[Dataset entries on figures]
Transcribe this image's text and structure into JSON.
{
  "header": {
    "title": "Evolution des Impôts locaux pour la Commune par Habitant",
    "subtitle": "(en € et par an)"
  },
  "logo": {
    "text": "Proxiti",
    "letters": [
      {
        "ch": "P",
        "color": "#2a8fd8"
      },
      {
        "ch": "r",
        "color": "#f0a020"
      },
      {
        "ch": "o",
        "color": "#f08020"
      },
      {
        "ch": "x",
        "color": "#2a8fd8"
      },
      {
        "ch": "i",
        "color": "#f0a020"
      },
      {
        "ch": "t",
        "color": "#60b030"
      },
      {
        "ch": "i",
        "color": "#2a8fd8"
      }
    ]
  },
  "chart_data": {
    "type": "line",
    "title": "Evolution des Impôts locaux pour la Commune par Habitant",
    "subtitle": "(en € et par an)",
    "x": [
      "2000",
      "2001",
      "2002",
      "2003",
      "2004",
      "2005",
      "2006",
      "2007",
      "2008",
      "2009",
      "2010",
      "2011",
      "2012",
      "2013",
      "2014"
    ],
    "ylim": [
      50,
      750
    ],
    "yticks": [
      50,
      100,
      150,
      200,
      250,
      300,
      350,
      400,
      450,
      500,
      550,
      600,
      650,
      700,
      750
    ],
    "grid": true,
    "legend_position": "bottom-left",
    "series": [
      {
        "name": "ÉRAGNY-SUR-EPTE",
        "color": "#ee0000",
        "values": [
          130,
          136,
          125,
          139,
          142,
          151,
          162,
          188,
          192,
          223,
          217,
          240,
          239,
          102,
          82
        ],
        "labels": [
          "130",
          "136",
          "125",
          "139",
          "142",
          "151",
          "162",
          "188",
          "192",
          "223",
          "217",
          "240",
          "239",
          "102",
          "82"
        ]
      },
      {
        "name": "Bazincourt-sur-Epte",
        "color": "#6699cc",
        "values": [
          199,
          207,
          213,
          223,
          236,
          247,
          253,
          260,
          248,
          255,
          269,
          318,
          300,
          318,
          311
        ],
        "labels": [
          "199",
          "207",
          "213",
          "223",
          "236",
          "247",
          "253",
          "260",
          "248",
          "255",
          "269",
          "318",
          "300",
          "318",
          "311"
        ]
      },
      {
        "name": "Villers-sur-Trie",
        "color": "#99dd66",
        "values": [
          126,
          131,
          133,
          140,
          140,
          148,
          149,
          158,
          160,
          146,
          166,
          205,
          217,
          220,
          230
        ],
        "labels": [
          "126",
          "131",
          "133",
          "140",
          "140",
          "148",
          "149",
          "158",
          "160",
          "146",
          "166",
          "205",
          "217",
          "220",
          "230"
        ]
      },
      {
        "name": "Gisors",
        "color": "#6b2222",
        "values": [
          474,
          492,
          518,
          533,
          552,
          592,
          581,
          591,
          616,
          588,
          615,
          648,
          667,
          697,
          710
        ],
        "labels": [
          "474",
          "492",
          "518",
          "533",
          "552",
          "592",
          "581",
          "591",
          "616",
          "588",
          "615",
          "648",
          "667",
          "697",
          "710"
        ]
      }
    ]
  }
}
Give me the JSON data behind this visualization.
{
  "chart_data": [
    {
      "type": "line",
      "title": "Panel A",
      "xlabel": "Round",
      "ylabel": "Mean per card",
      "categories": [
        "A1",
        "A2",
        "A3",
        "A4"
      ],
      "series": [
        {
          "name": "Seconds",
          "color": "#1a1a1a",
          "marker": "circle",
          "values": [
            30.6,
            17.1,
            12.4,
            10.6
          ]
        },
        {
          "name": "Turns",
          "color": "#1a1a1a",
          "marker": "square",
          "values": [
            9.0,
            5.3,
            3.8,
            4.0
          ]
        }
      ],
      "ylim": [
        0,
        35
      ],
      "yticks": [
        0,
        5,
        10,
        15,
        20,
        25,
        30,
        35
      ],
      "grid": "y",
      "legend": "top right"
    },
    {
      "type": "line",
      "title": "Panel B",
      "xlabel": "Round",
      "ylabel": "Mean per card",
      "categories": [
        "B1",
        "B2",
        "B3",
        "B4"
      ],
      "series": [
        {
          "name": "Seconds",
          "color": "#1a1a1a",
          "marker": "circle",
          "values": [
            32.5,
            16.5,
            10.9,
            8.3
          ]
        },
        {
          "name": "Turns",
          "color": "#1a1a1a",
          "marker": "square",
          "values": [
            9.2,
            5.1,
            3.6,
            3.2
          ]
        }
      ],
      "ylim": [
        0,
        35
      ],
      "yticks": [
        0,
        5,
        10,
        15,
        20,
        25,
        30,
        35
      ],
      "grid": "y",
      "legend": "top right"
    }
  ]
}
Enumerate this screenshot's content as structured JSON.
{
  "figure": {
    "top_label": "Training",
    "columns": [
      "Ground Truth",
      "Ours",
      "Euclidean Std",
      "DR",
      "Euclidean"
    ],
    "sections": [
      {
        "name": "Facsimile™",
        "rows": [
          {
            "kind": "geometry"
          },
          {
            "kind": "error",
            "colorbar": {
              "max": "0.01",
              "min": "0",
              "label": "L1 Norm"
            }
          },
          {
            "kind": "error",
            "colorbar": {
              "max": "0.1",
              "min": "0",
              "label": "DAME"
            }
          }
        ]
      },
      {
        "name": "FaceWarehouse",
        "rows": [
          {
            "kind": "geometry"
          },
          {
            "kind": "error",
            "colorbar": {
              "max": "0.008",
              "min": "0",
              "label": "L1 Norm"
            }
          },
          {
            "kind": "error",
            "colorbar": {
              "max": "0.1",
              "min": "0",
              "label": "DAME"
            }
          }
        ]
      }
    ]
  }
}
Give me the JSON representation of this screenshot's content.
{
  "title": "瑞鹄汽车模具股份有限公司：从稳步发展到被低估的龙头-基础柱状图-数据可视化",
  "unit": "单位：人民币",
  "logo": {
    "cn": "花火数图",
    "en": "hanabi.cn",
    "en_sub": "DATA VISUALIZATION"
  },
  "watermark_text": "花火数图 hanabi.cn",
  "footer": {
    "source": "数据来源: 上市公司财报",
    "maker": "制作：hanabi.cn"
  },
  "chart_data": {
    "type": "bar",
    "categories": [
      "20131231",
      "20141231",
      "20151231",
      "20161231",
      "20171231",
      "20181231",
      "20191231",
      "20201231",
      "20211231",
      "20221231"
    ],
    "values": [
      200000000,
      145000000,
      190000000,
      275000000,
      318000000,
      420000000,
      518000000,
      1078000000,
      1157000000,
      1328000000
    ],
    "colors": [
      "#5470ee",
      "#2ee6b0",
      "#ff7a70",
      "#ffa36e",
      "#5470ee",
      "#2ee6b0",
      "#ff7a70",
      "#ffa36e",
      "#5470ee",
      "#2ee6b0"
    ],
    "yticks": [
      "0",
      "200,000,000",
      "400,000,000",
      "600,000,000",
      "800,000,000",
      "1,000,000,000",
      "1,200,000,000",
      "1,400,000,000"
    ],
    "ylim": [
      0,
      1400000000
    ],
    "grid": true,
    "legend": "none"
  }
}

-- EXERCISE OBJECTIVE --
Print the records above exactly as they appear.

-- THE OUTPUT --
Transcribe this image's text and structure into JSON.
{
  "header": {
    "title": "Evolution des Impôts locaux pour la Commune par Habitant",
    "subtitle": "(en € et par an)"
  },
  "logo": {
    "text": "Proxiti",
    "letters": [
      {
        "ch": "P",
        "color": "#2a8fd8"
      },
      {
        "ch": "r",
        "color": "#f0a020"
      },
      {
        "ch": "o",
        "color": "#f08020"
      },
      {
        "ch": "x",
        "color": "#2a8fd8"
      },
      {
        "ch": "i",
        "color": "#f0a020"
      },
      {
        "ch": "t",
        "color": "#60b030"
      },
      {
        "ch": "i",
        "color": "#2a8fd8"
      }
    ]
  },
  "chart_data": {
    "type": "line",
    "title": "Evolution des Impôts locaux pour la Commune par Habitant",
    "subtitle": "(en € et par an)",
    "x": [
      "2000",
      "2001",
      "2002",
      "2003",
      "2004",
      "2005",
      "2006",
      "2007",
      "2008",
      "2009",
      "2010",
      "2011",
      "2012",
      "2013",
      "2014"
    ],
    "ylim": [
      50,
      750
    ],
    "yticks": [
      50,
      100,
      150,
      200,
      250,
      300,
      350,
      400,
      450,
      500,
      550,
      600,
      650,
      700,
      750
    ],
    "grid": true,
    "legend_position": "bottom-left",
    "series": [
      {
        "name": "ÉRAGNY-SUR-EPTE",
        "color": "#ee0000",
        "values": [
          130,
          136,
          125,
          139,
          142,
          151,
          162,
          188,
          192,
          223,
          217,
          240,
          239,
          102,
          82
        ],
        "labels": [
          "130",
          "136",
          "125",
          "139",
          "142",
          "151",
          "162",
          "188",
          "192",
          "223",
          "217",
          "240",
          "239",
          "102",
          "82"
        ]
      },
      {
        "name": "Bazincourt-sur-Epte",
        "color": "#6699cc",
        "values": [
          199,
          207,
          213,
          223,
          236,
          247,
          253,
          260,
          248,
          255,
          269,
          318,
          300,
          318,
          311
        ],
        "labels": [
          "199",
          "207",
          "213",
          "223",
          "236",
          "247",
          "253",
          "260",
          "248",
          "255",
          "269",
          "318",
          "300",
          "318",
          "311"
        ]
      },
      {
        "name": "Villers-sur-Trie",
        "color": "#99dd66",
        "values": [
          126,
          131,
          133,
          140,
          140,
          148,
          149,
          158,
          160,
          146,
          166,
          205,
          217,
          220,
          230
        ],
        "labels": [
          "126",
          "131",
          "133",
          "140",
          "140",
          "148",
          "149",
          "158",
          "160",
          "146",
          "166",
          "205",
          "217",
          "220",
          "230"
        ]
      },
      {
        "name": "Gisors",
        "color": "#6b2222",
        "values": [
          474,
          492,
          518,
          533,
          552,
          592,
          581,
          591,
          616,
          588,
          615,
          648,
          667,
          697,
          710
        ],
        "labels": [
          "474",
          "492",
          "518",
          "533",
          "552",
          "592",
          "581",
          "591",
          "616",
          "588",
          "615",
          "648",
          "667",
          "697",
          "710"
        ]
      }
    ]
  }
}
Give me the JSON data behind this visualization.
{
  "chart_data": [
    {
      "type": "line",
      "title": "Panel A",
      "xlabel": "Round",
      "ylabel": "Mean per card",
      "categories": [
        "A1",
        "A2",
        "A3",
        "A4"
      ],
      "series": [
        {
          "name": "Seconds",
          "color": "#1a1a1a",
          "marker": "circle",
          "values": [
            30.6,
            17.1,
            12.4,
            10.6
          ]
        },
        {
          "name": "Turns",
          "color": "#1a1a1a",
          "marker": "square",
          "values": [
            9.0,
            5.3,
            3.8,
            4.0
          ]
        }
      ],
      "ylim": [
        0,
        35
      ],
      "yticks": [
        0,
        5,
        10,
        15,
        20,
        25,
        30,
        35
      ],
      "grid": "y",
      "legend": "top right"
    },
    {
      "type": "line",
      "title": "Panel B",
      "xlabel": "Round",
      "ylabel": "Mean per card",
      "categories": [
        "B1",
        "B2",
        "B3",
        "B4"
      ],
      "series": [
        {
          "name": "Seconds",
          "color": "#1a1a1a",
          "marker": "circle",
          "values": [
            32.5,
            16.5,
            10.9,
            8.3
          ]
        },
        {
          "name": "Turns",
          "color": "#1a1a1a",
          "marker": "square",
          "values": [
            9.2,
            5.1,
            3.6,
            3.2
          ]
        }
      ],
      "ylim": [
        0,
        35
      ],
      "yticks": [
        0,
        5,
        10,
        15,
        20,
        25,
        30,
        35
      ],
      "grid": "y",
      "legend": "top right"
    }
  ]
}
Enumerate this screenshot's content as structured JSON.
{
  "figure": {
    "top_label": "Training",
    "columns": [
      "Ground Truth",
      "Ours",
      "Euclidean Std",
      "DR",
      "Euclidean"
    ],
    "sections": [
      {
        "name": "Facsimile™",
        "rows": [
          {
            "kind": "geometry"
          },
          {
            "kind": "error",
            "colorbar": {
              "max": "0.01",
              "min": "0",
              "label": "L1 Norm"
            }
          },
          {
            "kind": "error",
            "colorbar": {
              "max": "0.1",
              "min": "0",
              "label": "DAME"
            }
          }
        ]
      },
      {
        "name": "FaceWarehouse",
        "rows": [
          {
            "kind": "geometry"
          },
          {
            "kind": "error",
            "colorbar": {
              "max": "0.008",
              "min": "0",
              "label": "L1 Norm"
            }
          },
          {
            "kind": "error",
            "colorbar": {
              "max": "0.1",
              "min": "0",
              "label": "DAME"
            }
          }
        ]
      }
    ]
  }
}
Give me the JSON representation of this screenshot's content.
{
  "title": "瑞鹄汽车模具股份有限公司：从稳步发展到被低估的龙头-基础柱状图-数据可视化",
  "unit": "单位：人民币",
  "logo": {
    "cn": "花火数图",
    "en": "hanabi.cn",
    "en_sub": "DATA VISUALIZATION"
  },
  "watermark_text": "花火数图 hanabi.cn",
  "footer": {
    "source": "数据来源: 上市公司财报",
    "maker": "制作：hanabi.cn"
  },
  "chart_data": {
    "type": "bar",
    "categories": [
      "20131231",
      "20141231",
      "20151231",
      "20161231",
      "20171231",
      "20181231",
      "20191231",
      "20201231",
      "20211231",
      "20221231"
    ],
    "values": [
      200000000,
      145000000,
      190000000,
      275000000,
      318000000,
      420000000,
      518000000,
      1078000000,
      1157000000,
      1328000000
    ],
    "colors": [
      "#5470ee",
      "#2ee6b0",
      "#ff7a70",
      "#ffa36e",
      "#5470ee",
      "#2ee6b0",
      "#ff7a70",
      "#ffa36e",
      "#5470ee",
      "#2ee6b0"
    ],
    "yticks": [
      "0",
      "200,000,000",
      "400,000,000",
      "600,000,000",
      "800,000,000",
      "1,000,000,000",
      "1,200,000,000",
      "1,400,000,000"
    ],
    "ylim": [
      0,
      1400000000
    ],
    "grid": true,
    "legend": "none"
  }
}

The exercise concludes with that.